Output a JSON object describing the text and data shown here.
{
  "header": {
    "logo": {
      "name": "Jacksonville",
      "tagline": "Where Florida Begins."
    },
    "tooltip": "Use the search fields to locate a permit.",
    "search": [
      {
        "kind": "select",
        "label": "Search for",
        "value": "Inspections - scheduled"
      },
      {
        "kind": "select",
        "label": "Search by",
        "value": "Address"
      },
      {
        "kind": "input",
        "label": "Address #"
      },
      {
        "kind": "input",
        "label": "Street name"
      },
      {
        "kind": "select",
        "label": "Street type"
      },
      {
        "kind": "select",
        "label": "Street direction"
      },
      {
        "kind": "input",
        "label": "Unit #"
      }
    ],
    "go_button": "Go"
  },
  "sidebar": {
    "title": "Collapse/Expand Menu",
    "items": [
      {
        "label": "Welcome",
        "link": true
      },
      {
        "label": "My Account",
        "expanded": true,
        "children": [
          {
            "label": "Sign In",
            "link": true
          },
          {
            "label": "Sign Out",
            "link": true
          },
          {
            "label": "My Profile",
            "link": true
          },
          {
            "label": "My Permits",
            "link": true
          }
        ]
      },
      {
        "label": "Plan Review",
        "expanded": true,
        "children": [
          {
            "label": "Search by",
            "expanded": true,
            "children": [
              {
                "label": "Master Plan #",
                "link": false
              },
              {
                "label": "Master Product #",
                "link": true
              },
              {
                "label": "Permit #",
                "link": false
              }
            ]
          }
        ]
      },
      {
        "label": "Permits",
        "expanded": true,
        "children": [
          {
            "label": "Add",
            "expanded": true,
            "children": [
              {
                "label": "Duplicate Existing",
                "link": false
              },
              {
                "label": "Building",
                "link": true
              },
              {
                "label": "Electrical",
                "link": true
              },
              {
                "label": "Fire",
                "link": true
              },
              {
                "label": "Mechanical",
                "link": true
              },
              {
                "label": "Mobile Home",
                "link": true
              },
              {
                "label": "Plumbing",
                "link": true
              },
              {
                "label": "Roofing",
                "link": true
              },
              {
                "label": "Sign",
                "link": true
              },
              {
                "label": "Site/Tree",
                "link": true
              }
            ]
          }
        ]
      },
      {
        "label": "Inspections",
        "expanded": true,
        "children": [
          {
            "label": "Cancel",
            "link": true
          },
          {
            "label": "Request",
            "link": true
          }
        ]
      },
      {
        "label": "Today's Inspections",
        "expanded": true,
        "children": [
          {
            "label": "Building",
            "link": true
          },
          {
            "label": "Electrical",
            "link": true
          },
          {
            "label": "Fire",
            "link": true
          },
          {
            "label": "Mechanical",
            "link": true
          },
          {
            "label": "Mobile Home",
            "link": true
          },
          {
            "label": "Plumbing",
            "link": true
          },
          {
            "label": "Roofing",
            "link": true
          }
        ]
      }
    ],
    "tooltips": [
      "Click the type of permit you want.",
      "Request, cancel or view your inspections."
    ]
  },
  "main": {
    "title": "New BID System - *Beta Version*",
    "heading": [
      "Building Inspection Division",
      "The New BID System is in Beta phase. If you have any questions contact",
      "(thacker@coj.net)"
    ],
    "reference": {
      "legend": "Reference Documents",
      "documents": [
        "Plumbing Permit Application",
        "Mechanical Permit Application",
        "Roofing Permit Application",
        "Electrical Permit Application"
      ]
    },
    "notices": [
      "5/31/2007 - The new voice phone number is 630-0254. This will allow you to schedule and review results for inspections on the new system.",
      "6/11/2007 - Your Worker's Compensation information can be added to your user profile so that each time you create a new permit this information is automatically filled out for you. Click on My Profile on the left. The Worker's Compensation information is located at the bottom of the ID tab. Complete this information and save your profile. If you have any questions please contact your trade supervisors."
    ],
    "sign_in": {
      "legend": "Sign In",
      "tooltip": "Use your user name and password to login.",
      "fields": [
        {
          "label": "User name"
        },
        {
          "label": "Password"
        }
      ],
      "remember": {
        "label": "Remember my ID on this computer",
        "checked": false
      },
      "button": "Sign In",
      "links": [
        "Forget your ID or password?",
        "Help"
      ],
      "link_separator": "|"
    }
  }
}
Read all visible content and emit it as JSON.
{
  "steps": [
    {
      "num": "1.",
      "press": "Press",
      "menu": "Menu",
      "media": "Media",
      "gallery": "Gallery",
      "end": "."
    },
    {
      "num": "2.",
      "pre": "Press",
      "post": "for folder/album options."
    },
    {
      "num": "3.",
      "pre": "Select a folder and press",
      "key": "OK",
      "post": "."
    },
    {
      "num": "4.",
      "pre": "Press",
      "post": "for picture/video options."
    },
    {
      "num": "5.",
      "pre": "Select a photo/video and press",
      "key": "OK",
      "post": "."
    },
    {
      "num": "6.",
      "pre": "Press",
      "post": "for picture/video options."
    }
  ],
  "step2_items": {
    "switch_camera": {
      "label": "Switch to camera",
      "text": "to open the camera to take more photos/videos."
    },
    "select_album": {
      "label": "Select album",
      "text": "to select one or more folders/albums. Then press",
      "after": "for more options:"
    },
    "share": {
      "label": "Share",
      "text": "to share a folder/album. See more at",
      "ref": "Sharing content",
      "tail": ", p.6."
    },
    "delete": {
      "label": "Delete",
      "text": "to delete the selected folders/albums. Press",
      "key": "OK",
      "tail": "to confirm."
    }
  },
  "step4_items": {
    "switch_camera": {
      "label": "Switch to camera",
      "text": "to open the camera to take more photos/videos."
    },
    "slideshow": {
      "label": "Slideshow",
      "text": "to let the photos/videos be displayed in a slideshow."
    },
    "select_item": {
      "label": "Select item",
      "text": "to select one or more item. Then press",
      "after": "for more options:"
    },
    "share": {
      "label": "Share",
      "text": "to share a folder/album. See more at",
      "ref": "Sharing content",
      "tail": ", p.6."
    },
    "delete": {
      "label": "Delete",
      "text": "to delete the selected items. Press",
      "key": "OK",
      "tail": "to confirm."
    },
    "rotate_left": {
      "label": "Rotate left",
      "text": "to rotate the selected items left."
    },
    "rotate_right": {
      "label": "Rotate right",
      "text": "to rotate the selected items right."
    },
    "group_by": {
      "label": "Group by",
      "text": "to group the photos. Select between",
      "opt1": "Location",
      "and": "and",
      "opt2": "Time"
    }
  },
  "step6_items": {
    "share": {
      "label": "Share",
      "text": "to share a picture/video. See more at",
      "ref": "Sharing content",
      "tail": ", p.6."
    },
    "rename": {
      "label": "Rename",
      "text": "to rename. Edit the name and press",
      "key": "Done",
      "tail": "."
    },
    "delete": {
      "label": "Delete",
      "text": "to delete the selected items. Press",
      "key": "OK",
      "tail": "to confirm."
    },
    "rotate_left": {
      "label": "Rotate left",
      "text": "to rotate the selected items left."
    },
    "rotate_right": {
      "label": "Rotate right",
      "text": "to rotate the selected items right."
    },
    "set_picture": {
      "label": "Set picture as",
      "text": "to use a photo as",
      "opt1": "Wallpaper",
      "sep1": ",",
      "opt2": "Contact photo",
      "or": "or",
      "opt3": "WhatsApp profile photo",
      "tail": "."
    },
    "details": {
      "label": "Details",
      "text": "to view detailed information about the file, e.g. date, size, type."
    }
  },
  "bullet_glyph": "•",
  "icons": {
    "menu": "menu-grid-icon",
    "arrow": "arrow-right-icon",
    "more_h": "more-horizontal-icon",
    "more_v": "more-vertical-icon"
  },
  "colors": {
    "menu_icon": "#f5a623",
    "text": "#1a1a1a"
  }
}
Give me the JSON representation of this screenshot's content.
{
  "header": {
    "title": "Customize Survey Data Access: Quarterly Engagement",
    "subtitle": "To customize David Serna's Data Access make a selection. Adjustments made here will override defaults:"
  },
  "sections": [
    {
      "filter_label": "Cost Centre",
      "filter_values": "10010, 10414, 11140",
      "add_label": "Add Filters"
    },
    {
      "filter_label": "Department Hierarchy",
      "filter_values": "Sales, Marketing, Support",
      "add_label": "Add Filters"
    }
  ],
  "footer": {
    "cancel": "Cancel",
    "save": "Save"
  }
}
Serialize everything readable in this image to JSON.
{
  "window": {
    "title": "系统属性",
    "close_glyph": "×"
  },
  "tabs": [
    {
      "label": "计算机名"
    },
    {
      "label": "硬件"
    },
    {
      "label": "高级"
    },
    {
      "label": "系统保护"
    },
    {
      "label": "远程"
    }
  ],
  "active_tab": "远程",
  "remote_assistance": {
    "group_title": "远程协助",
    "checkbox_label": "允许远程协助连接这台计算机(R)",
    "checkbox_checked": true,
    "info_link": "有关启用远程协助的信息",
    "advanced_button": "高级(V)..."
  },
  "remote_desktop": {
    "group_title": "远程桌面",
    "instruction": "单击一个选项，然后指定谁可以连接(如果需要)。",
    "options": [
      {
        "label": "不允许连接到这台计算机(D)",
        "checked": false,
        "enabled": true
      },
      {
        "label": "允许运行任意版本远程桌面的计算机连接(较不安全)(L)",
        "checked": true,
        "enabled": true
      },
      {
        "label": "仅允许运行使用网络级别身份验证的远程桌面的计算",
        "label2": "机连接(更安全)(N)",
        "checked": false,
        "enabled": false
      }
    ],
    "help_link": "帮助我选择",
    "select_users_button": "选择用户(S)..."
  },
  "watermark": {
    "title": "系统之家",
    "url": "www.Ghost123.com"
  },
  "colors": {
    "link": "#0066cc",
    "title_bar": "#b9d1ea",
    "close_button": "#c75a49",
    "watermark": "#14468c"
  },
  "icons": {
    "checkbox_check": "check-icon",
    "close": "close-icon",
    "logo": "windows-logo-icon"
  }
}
□ □ □ □ □
**EXERCISE PROMPT**
Print the line containing "Give me the" and every line after it to the end of the records above, exactly as written, and nothing else.

**EXERCISE ANSWER**
Give me the JSON representation of this screenshot's content.
{
  "header": {
    "title": "Customize Survey Data Access: Quarterly Engagement",
    "subtitle": "To customize David Serna's Data Access make a selection. Adjustments made here will override defaults:"
  },
  "sections": [
    {
      "filter_label": "Cost Centre",
      "filter_values": "10010, 10414, 11140",
      "add_label": "Add Filters"
    },
    {
      "filter_label": "Department Hierarchy",
      "filter_values": "Sales, Marketing, Support",
      "add_label": "Add Filters"
    }
  ],
  "footer": {
    "cancel": "Cancel",
    "save": "Save"
  }
}
Serialize everything readable in this image to JSON.
{
  "window": {
    "title": "系统属性",
    "close_glyph": "×"
  },
  "tabs": [
    {
      "label": "计算机名"
    },
    {
      "label": "硬件"
    },
    {
      "label": "高级"
    },
    {
      "label": "系统保护"
    },
    {
      "label": "远程"
    }
  ],
  "active_tab": "远程",
  "remote_assistance": {
    "group_title": "远程协助",
    "checkbox_label": "允许远程协助连接这台计算机(R)",
    "checkbox_checked": true,
    "info_link": "有关启用远程协助的信息",
    "advanced_button": "高级(V)..."
  },
  "remote_desktop": {
    "group_title": "远程桌面",
    "instruction": "单击一个选项，然后指定谁可以连接(如果需要)。",
    "options": [
      {
        "label": "不允许连接到这台计算机(D)",
        "checked": false,
        "enabled": true
      },
      {
        "label": "允许运行任意版本远程桌面的计算机连接(较不安全)(L)",
        "checked": true,
        "enabled": true
      },
      {
        "label": "仅允许运行使用网络级别身份验证的远程桌面的计算",
        "label2": "机连接(更安全)(N)",
        "checked": false,
        "enabled": false
      }
    ],
    "help_link": "帮助我选择",
    "select_users_button": "选择用户(S)..."
  },
  "watermark": {
    "title": "系统之家",
    "url": "www.Ghost123.com"
  },
  "colors": {
    "link": "#0066cc",
    "title_bar": "#b9d1ea",
    "close_button": "#c75a49",
    "watermark": "#14468c"
  },
  "icons": {
    "checkbox_check": "check-icon",
    "close": "close-icon",
    "logo": "windows-logo-icon"
  }
}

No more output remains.